Prompt: Your answer should be a single number: the count of lines that include "true".

Listed entries:

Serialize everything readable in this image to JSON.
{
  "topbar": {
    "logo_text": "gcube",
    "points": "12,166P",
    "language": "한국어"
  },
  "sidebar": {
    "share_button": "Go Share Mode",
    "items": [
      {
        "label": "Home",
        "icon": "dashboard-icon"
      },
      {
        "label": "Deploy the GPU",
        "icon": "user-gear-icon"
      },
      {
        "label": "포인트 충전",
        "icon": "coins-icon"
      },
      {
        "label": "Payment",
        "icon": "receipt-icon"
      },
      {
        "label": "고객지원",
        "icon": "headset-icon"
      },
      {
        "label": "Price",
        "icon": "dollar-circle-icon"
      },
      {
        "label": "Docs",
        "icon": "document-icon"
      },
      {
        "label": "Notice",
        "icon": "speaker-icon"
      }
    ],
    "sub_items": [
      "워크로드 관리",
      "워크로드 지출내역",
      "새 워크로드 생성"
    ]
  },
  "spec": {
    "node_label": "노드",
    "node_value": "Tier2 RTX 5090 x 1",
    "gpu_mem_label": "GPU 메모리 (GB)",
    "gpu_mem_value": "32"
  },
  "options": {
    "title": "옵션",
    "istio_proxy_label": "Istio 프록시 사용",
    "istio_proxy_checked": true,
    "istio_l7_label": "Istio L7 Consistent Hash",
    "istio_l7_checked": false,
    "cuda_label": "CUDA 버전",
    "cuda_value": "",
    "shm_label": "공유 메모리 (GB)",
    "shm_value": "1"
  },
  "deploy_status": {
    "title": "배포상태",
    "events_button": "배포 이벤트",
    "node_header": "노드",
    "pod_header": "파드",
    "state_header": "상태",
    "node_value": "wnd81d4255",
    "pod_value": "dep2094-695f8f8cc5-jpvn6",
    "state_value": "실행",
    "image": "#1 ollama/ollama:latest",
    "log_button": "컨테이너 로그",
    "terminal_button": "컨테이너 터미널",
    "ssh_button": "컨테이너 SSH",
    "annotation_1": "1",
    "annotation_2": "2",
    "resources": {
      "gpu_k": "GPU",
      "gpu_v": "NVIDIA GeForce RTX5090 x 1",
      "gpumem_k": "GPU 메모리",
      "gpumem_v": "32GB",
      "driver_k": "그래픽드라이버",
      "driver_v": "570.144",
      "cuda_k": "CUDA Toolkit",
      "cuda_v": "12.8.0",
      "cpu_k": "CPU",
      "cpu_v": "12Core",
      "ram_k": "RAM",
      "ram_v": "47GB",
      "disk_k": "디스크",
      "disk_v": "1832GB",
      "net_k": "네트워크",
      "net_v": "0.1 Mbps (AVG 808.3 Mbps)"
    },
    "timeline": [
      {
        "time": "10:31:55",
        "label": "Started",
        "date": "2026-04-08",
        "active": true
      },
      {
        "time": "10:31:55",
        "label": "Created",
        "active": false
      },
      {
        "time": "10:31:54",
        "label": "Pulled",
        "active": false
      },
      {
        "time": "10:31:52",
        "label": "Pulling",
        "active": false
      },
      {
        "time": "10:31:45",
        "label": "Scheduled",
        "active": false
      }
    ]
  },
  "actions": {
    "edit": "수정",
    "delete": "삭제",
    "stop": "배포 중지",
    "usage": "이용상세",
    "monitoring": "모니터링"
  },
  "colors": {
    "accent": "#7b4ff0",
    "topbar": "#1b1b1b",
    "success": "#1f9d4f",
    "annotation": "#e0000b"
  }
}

Response for this exercise: 2